* [TASK INSTRUCTIONS]:
Leave out the pictures and repeat every record exactly.

* [DATASET EXCERPTS]:

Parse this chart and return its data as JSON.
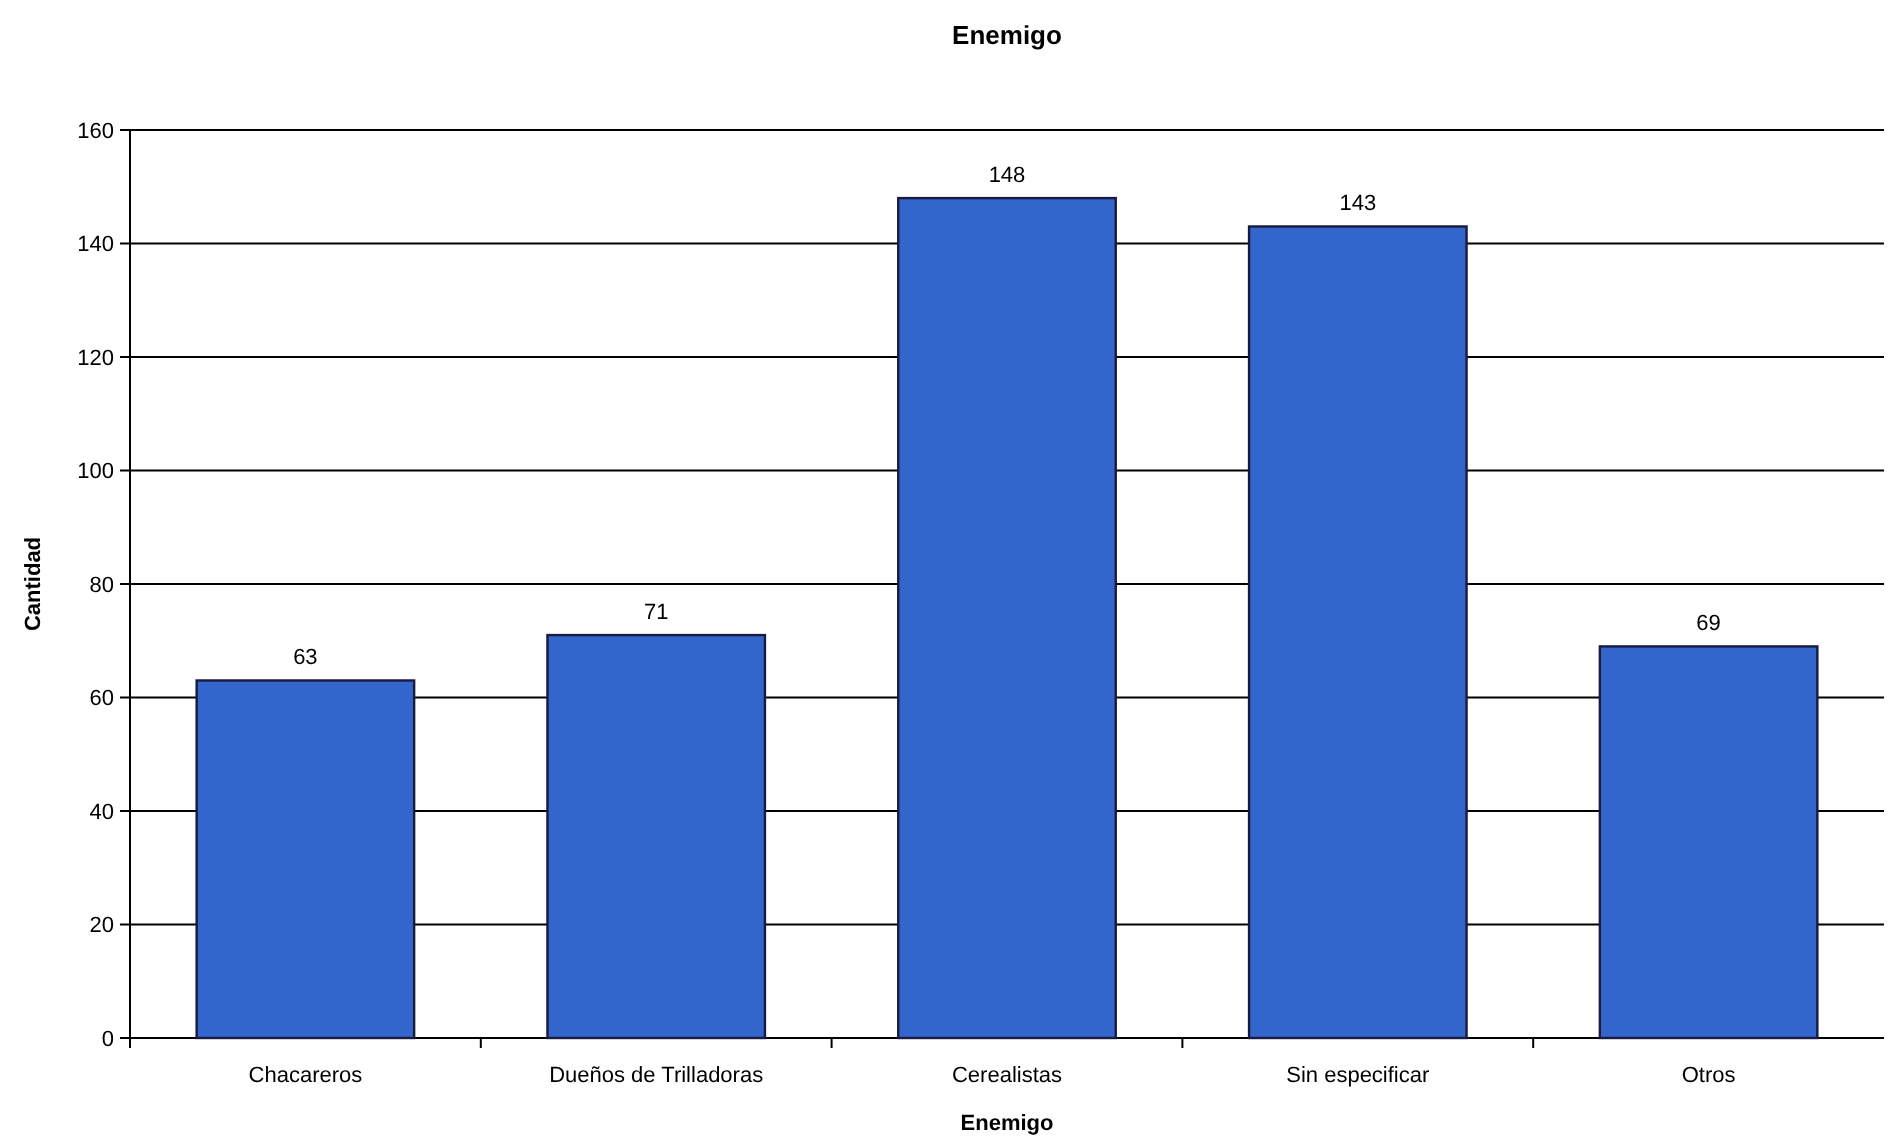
{
  "chart_data": {
    "type": "bar",
    "title": "Enemigo",
    "xlabel": "Enemigo",
    "ylabel": "Cantidad",
    "categories": [
      "Chacareros",
      "Dueños de Trilladoras",
      "Cerealistas",
      "Sin especificar",
      "Otros"
    ],
    "values": [
      63,
      71,
      148,
      143,
      69
    ],
    "color": "#3366cc",
    "ylim": [
      0,
      160
    ],
    "yticks": [
      0,
      20,
      40,
      60,
      80,
      100,
      120,
      140,
      160
    ],
    "grid": "y",
    "data_labels": true
  }
}
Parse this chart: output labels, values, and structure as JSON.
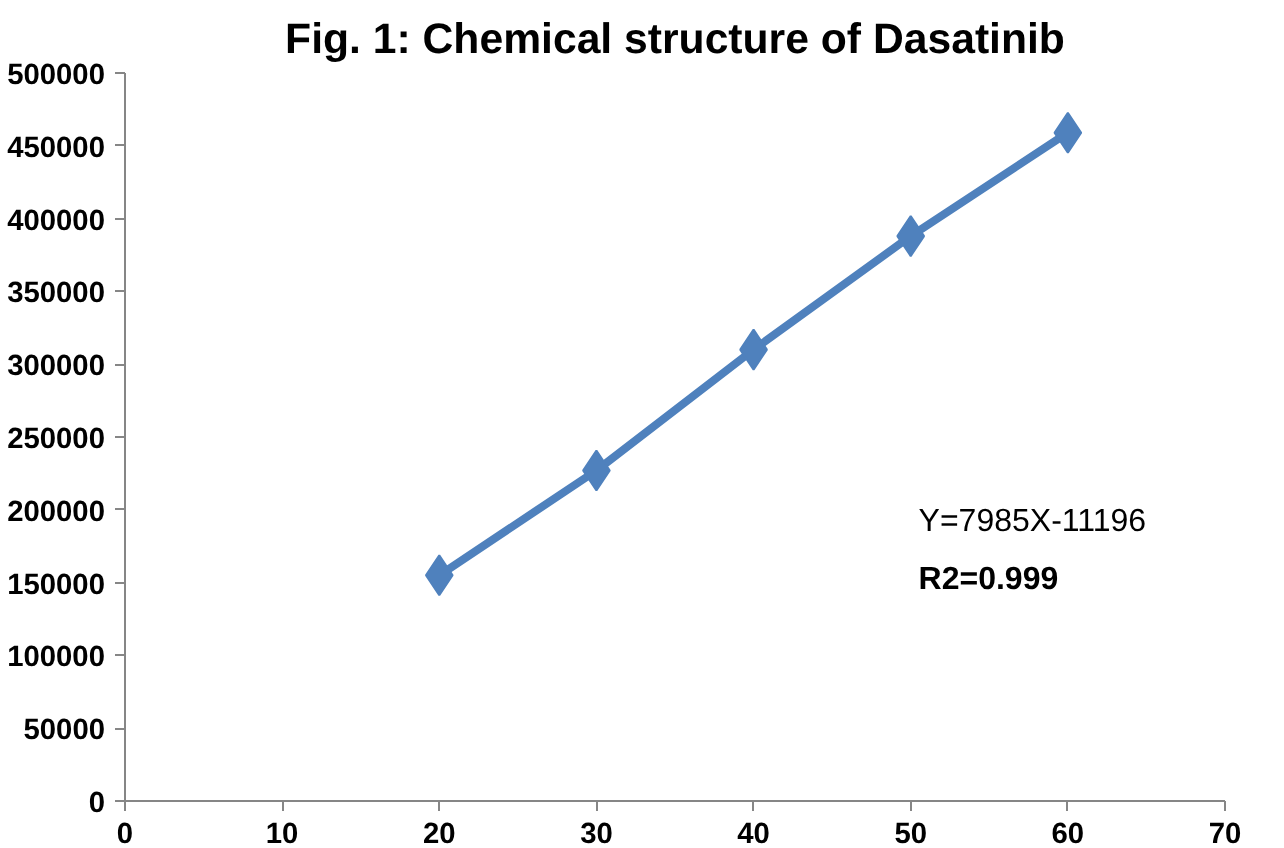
{
  "chart_data": {
    "type": "line",
    "title": "Fig. 1: Chemical structure of Dasatinib",
    "x": [
      20,
      30,
      40,
      50,
      60
    ],
    "series": [
      {
        "color": "#4f81bd",
        "values": [
          155000,
          227000,
          310000,
          388000,
          459000
        ]
      }
    ],
    "xlim": [
      0,
      70
    ],
    "xticks": [
      0,
      10,
      20,
      30,
      40,
      50,
      60,
      70
    ],
    "ylim": [
      0,
      500000
    ],
    "yticks": [
      0,
      50000,
      100000,
      150000,
      200000,
      250000,
      300000,
      350000,
      400000,
      450000,
      500000
    ],
    "grid": false,
    "marker": "diamond",
    "line_style": "solid",
    "annotations": [
      "Y=7985X-11196",
      "R2=0.999"
    ]
  }
}
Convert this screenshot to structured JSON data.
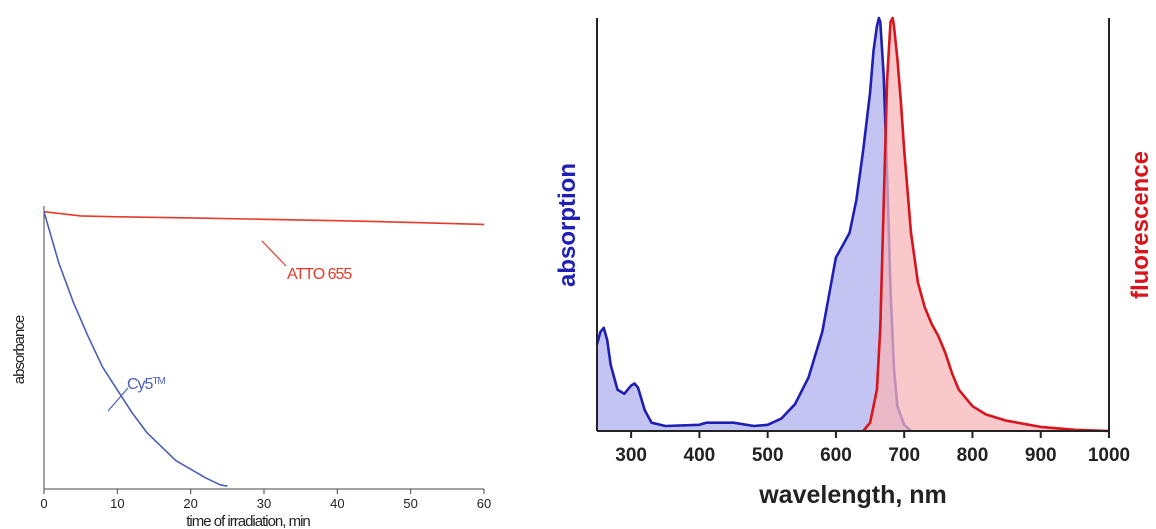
{
  "chart_data": [
    {
      "type": "line",
      "title": "",
      "xlabel": "time of irradiation, min",
      "ylabel": "absorbance",
      "xlim": [
        0,
        60
      ],
      "ylim": [
        0,
        1
      ],
      "xticks": [
        0,
        10,
        20,
        30,
        40,
        50,
        60
      ],
      "grid": false,
      "colors": {
        "ATTO 655": "#e8392b",
        "Cy5": "#4a5fb5"
      },
      "series": [
        {
          "name": "ATTO 655",
          "x": [
            0,
            5,
            10,
            20,
            30,
            40,
            50,
            60
          ],
          "y": [
            0.98,
            0.965,
            0.962,
            0.958,
            0.953,
            0.948,
            0.942,
            0.935
          ]
        },
        {
          "name": "Cy5",
          "name_suffix": "TM",
          "x": [
            0,
            2,
            4,
            6,
            8,
            10,
            12,
            14,
            16,
            18,
            20,
            22,
            24,
            25
          ],
          "y": [
            0.98,
            0.8,
            0.66,
            0.54,
            0.43,
            0.35,
            0.27,
            0.2,
            0.15,
            0.1,
            0.07,
            0.04,
            0.015,
            0.01
          ]
        }
      ]
    },
    {
      "type": "area",
      "title": "",
      "xlabel": "wavelength, nm",
      "ylabel_left": "absorption",
      "ylabel_right": "fluorescence",
      "xlim": [
        250,
        1000
      ],
      "ylim": [
        0,
        1
      ],
      "xticks": [
        300,
        400,
        500,
        600,
        700,
        800,
        900,
        1000
      ],
      "grid": false,
      "colors": {
        "absorption_line": "#1f1fb4",
        "absorption_fill": "#b8baf0",
        "fluorescence_line": "#d8141c",
        "fluorescence_fill": "#f6b6ba"
      },
      "series": [
        {
          "name": "absorption",
          "x": [
            250,
            255,
            260,
            265,
            270,
            280,
            290,
            300,
            305,
            310,
            320,
            330,
            350,
            400,
            410,
            450,
            480,
            500,
            520,
            540,
            560,
            580,
            590,
            600,
            610,
            620,
            630,
            640,
            650,
            655,
            660,
            663,
            665,
            670,
            675,
            680,
            685,
            690,
            700,
            710
          ],
          "y": [
            0.21,
            0.24,
            0.25,
            0.22,
            0.16,
            0.1,
            0.09,
            0.11,
            0.115,
            0.105,
            0.05,
            0.02,
            0.012,
            0.015,
            0.02,
            0.02,
            0.012,
            0.015,
            0.03,
            0.065,
            0.13,
            0.24,
            0.33,
            0.42,
            0.45,
            0.48,
            0.56,
            0.68,
            0.82,
            0.92,
            0.98,
            1.0,
            0.99,
            0.86,
            0.62,
            0.34,
            0.15,
            0.06,
            0.015,
            0
          ]
        },
        {
          "name": "fluorescence",
          "x": [
            640,
            650,
            660,
            665,
            670,
            675,
            680,
            683,
            685,
            690,
            695,
            700,
            710,
            720,
            730,
            740,
            750,
            760,
            770,
            780,
            800,
            820,
            850,
            900,
            950,
            1000
          ],
          "y": [
            0,
            0.02,
            0.1,
            0.25,
            0.55,
            0.85,
            0.99,
            1.0,
            0.98,
            0.9,
            0.8,
            0.68,
            0.48,
            0.36,
            0.3,
            0.26,
            0.23,
            0.19,
            0.14,
            0.1,
            0.06,
            0.04,
            0.025,
            0.01,
            0.003,
            0
          ]
        }
      ]
    }
  ]
}
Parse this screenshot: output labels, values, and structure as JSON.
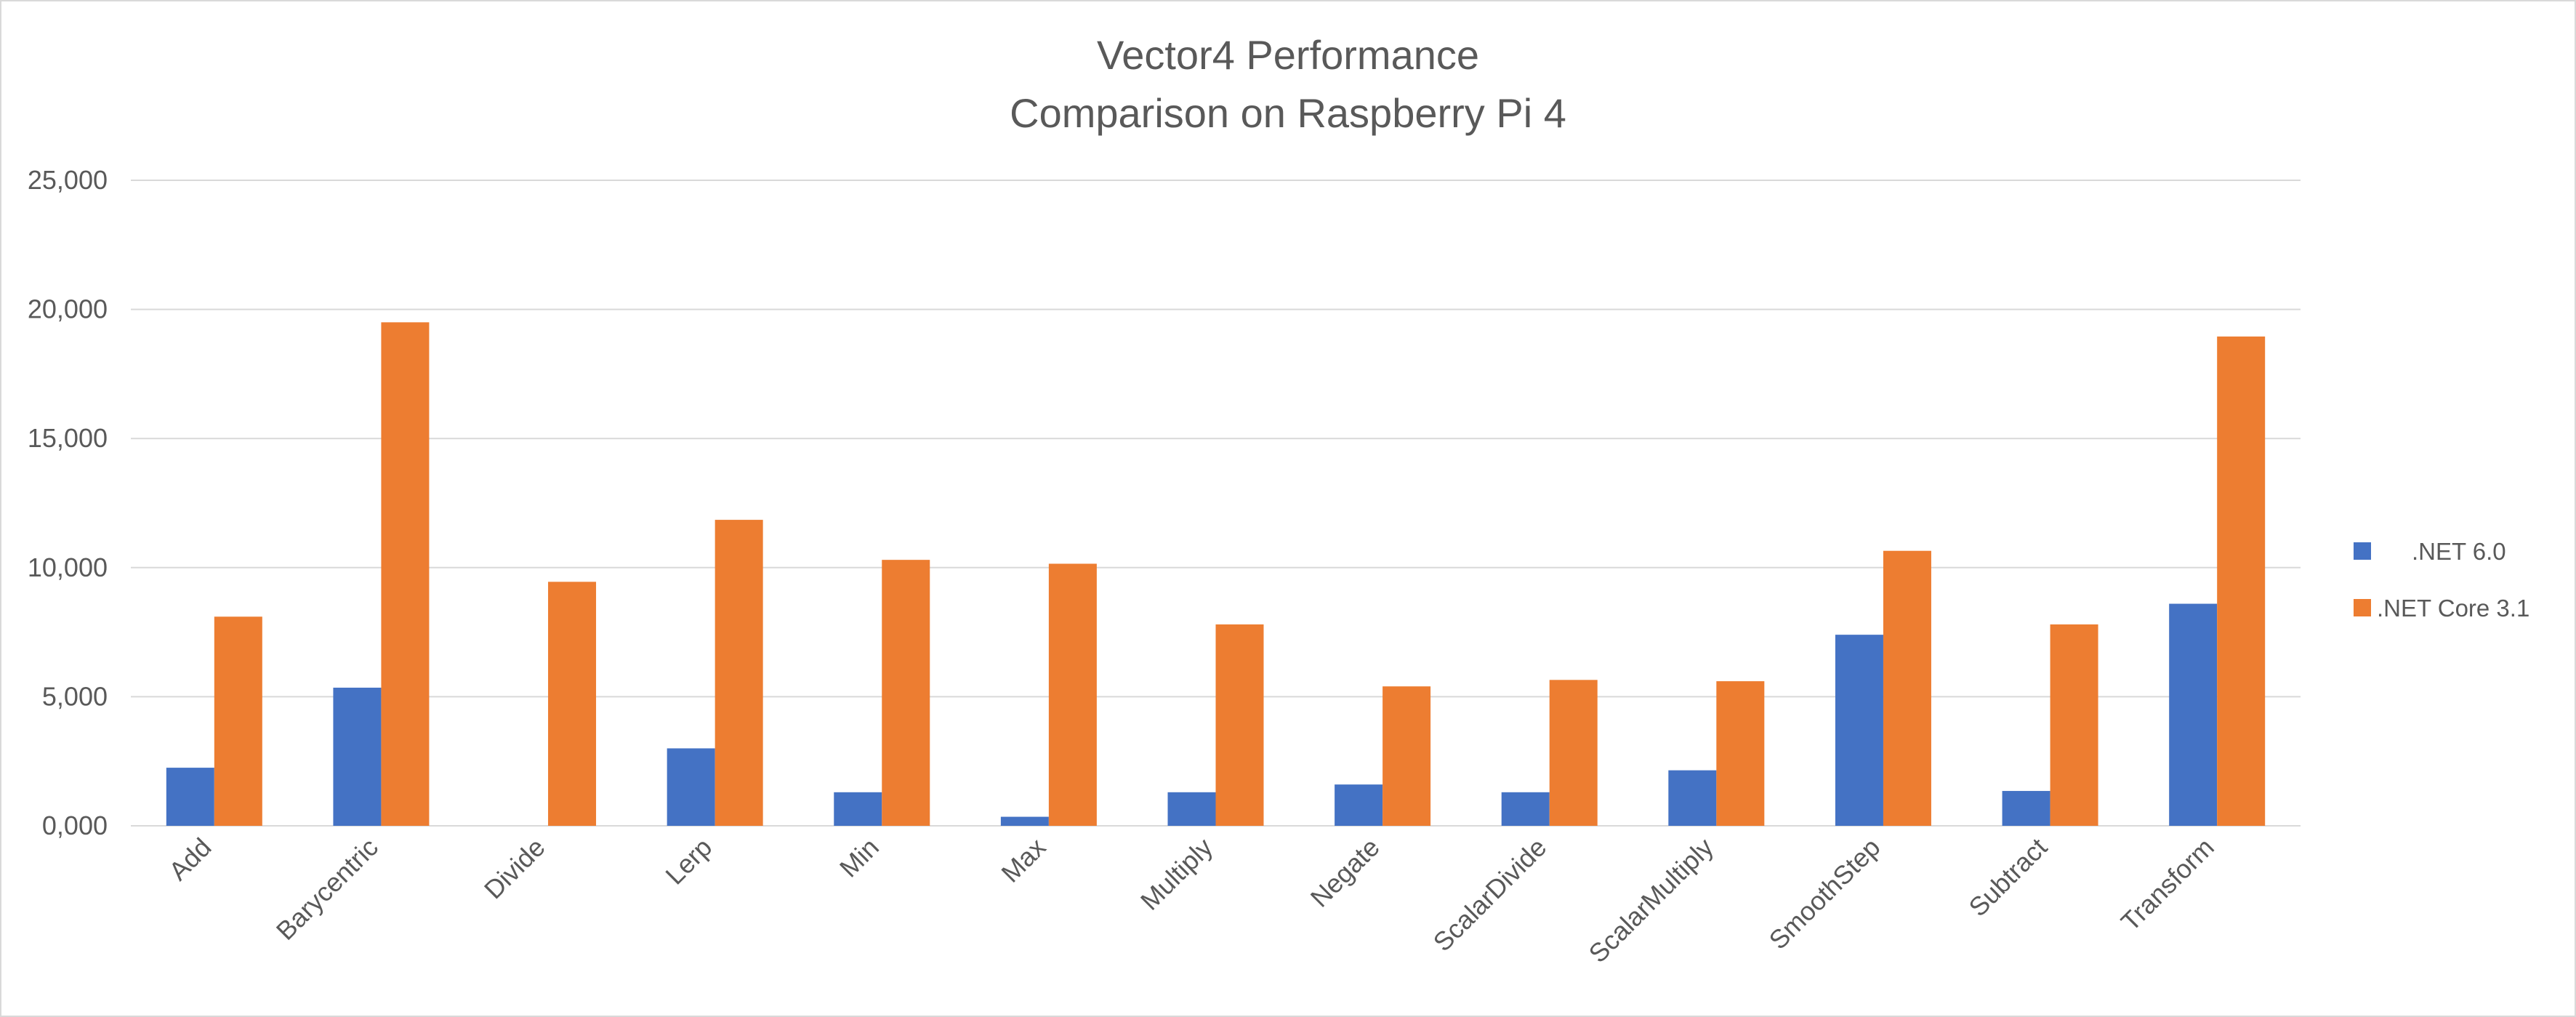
{
  "chart_data": {
    "type": "bar",
    "title": "Vector4 Performance",
    "subtitle": "Comparison on Raspberry Pi 4",
    "xlabel": "",
    "ylabel": "",
    "ylim": [
      0,
      25000
    ],
    "yticks": [
      0,
      5000,
      10000,
      15000,
      20000,
      25000
    ],
    "ytick_labels": [
      "0,000",
      "5,000",
      "10,000",
      "15,000",
      "20,000",
      "25,000"
    ],
    "grid": true,
    "legend_position": "right",
    "categories": [
      "Add",
      "Barycentric",
      "Divide",
      "Lerp",
      "Min",
      "Max",
      "Multiply",
      "Negate",
      "ScalarDivide",
      "ScalarMultiply",
      "SmoothStep",
      "Subtract",
      "Transform"
    ],
    "series": [
      {
        "name": ".NET 6.0",
        "color": "#4472c4",
        "values": [
          2250,
          5350,
          0,
          3000,
          1300,
          350,
          1300,
          1600,
          1300,
          2150,
          7400,
          1350,
          8600
        ]
      },
      {
        "name": ".NET Core 3.1",
        "color": "#ed7d31",
        "values": [
          8100,
          19500,
          9450,
          11850,
          10300,
          10150,
          7800,
          5400,
          5650,
          5600,
          10650,
          7800,
          18950
        ]
      }
    ]
  }
}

* [FULL RESPONSE]:
Parse this chart and return its data as JSON.
{
  "chart_data": {
    "type": "bar",
    "title": "Enemigo",
    "xlabel": "Enemigo",
    "ylabel": "Cantidad",
    "categories": [
      "Chacareros",
      "Dueños de Trilladoras",
      "Cerealistas",
      "Sin especificar",
      "Otros"
    ],
    "values": [
      63,
      71,
      148,
      143,
      69
    ],
    "color": "#3366cc",
    "ylim": [
      0,
      160
    ],
    "yticks": [
      0,
      20,
      40,
      60,
      80,
      100,
      120,
      140,
      160
    ],
    "grid": "y",
    "data_labels": true
  }
}
Parse this chart: output labels, values, and structure as JSON.
{
  "chart_data": {
    "type": "line",
    "title": "Fig. 1: Chemical structure of Dasatinib",
    "x": [
      20,
      30,
      40,
      50,
      60
    ],
    "series": [
      {
        "color": "#4f81bd",
        "values": [
          155000,
          227000,
          310000,
          388000,
          459000
        ]
      }
    ],
    "xlim": [
      0,
      70
    ],
    "xticks": [
      0,
      10,
      20,
      30,
      40,
      50,
      60,
      70
    ],
    "ylim": [
      0,
      500000
    ],
    "yticks": [
      0,
      50000,
      100000,
      150000,
      200000,
      250000,
      300000,
      350000,
      400000,
      450000,
      500000
    ],
    "grid": false,
    "marker": "diamond",
    "line_style": "solid",
    "annotations": [
      "Y=7985X-11196",
      "R2=0.999"
    ]
  }
}
Convert this screenshot to structured JSON data.
{
  "chart_data": [
    {
      "type": "line",
      "title": "",
      "xlabel": "time of irradiation, min",
      "ylabel": "absorbance",
      "xlim": [
        0,
        60
      ],
      "ylim": [
        0,
        1
      ],
      "xticks": [
        0,
        10,
        20,
        30,
        40,
        50,
        60
      ],
      "grid": false,
      "colors": {
        "ATTO 655": "#e8392b",
        "Cy5": "#4a5fb5"
      },
      "series": [
        {
          "name": "ATTO 655",
          "x": [
            0,
            5,
            10,
            20,
            30,
            40,
            50,
            60
          ],
          "y": [
            0.98,
            0.965,
            0.962,
            0.958,
            0.953,
            0.948,
            0.942,
            0.935
          ]
        },
        {
          "name": "Cy5",
          "name_suffix": "TM",
          "x": [
            0,
            2,
            4,
            6,
            8,
            10,
            12,
            14,
            16,
            18,
            20,
            22,
            24,
            25
          ],
          "y": [
            0.98,
            0.8,
            0.66,
            0.54,
            0.43,
            0.35,
            0.27,
            0.2,
            0.15,
            0.1,
            0.07,
            0.04,
            0.015,
            0.01
          ]
        }
      ]
    },
    {
      "type": "area",
      "title": "",
      "xlabel": "wavelength, nm",
      "ylabel_left": "absorption",
      "ylabel_right": "fluorescence",
      "xlim": [
        250,
        1000
      ],
      "ylim": [
        0,
        1
      ],
      "xticks": [
        300,
        400,
        500,
        600,
        700,
        800,
        900,
        1000
      ],
      "grid": false,
      "colors": {
        "absorption_line": "#1f1fb4",
        "absorption_fill": "#b8baf0",
        "fluorescence_line": "#d8141c",
        "fluorescence_fill": "#f6b6ba"
      },
      "series": [
        {
          "name": "absorption",
          "x": [
            250,
            255,
            260,
            265,
            270,
            280,
            290,
            300,
            305,
            310,
            320,
            330,
            350,
            400,
            410,
            450,
            480,
            500,
            520,
            540,
            560,
            580,
            590,
            600,
            610,
            620,
            630,
            640,
            650,
            655,
            660,
            663,
            665,
            670,
            675,
            680,
            685,
            690,
            700,
            710
          ],
          "y": [
            0.21,
            0.24,
            0.25,
            0.22,
            0.16,
            0.1,
            0.09,
            0.11,
            0.115,
            0.105,
            0.05,
            0.02,
            0.012,
            0.015,
            0.02,
            0.02,
            0.012,
            0.015,
            0.03,
            0.065,
            0.13,
            0.24,
            0.33,
            0.42,
            0.45,
            0.48,
            0.56,
            0.68,
            0.82,
            0.92,
            0.98,
            1.0,
            0.99,
            0.86,
            0.62,
            0.34,
            0.15,
            0.06,
            0.015,
            0
          ]
        },
        {
          "name": "fluorescence",
          "x": [
            640,
            650,
            660,
            665,
            670,
            675,
            680,
            683,
            685,
            690,
            695,
            700,
            710,
            720,
            730,
            740,
            750,
            760,
            770,
            780,
            800,
            820,
            850,
            900,
            950,
            1000
          ],
          "y": [
            0,
            0.02,
            0.1,
            0.25,
            0.55,
            0.85,
            0.99,
            1.0,
            0.98,
            0.9,
            0.8,
            0.68,
            0.48,
            0.36,
            0.3,
            0.26,
            0.23,
            0.19,
            0.14,
            0.1,
            0.06,
            0.04,
            0.025,
            0.01,
            0.003,
            0
          ]
        }
      ]
    }
  ]
}
Parse this screenshot: output labels, values, and structure as JSON.
{
  "chart_data": {
    "type": "bar",
    "title": "Vector4 Performance",
    "subtitle": "Comparison on Raspberry Pi 4",
    "xlabel": "",
    "ylabel": "",
    "ylim": [
      0,
      25000
    ],
    "yticks": [
      0,
      5000,
      10000,
      15000,
      20000,
      25000
    ],
    "ytick_labels": [
      "0,000",
      "5,000",
      "10,000",
      "15,000",
      "20,000",
      "25,000"
    ],
    "grid": true,
    "legend_position": "right",
    "categories": [
      "Add",
      "Barycentric",
      "Divide",
      "Lerp",
      "Min",
      "Max",
      "Multiply",
      "Negate",
      "ScalarDivide",
      "ScalarMultiply",
      "SmoothStep",
      "Subtract",
      "Transform"
    ],
    "series": [
      {
        "name": ".NET 6.0",
        "color": "#4472c4",
        "values": [
          2250,
          5350,
          0,
          3000,
          1300,
          350,
          1300,
          1600,
          1300,
          2150,
          7400,
          1350,
          8600
        ]
      },
      {
        "name": ".NET Core 3.1",
        "color": "#ed7d31",
        "values": [
          8100,
          19500,
          9450,
          11850,
          10300,
          10150,
          7800,
          5400,
          5650,
          5600,
          10650,
          7800,
          18950
        ]
      }
    ]
  }
}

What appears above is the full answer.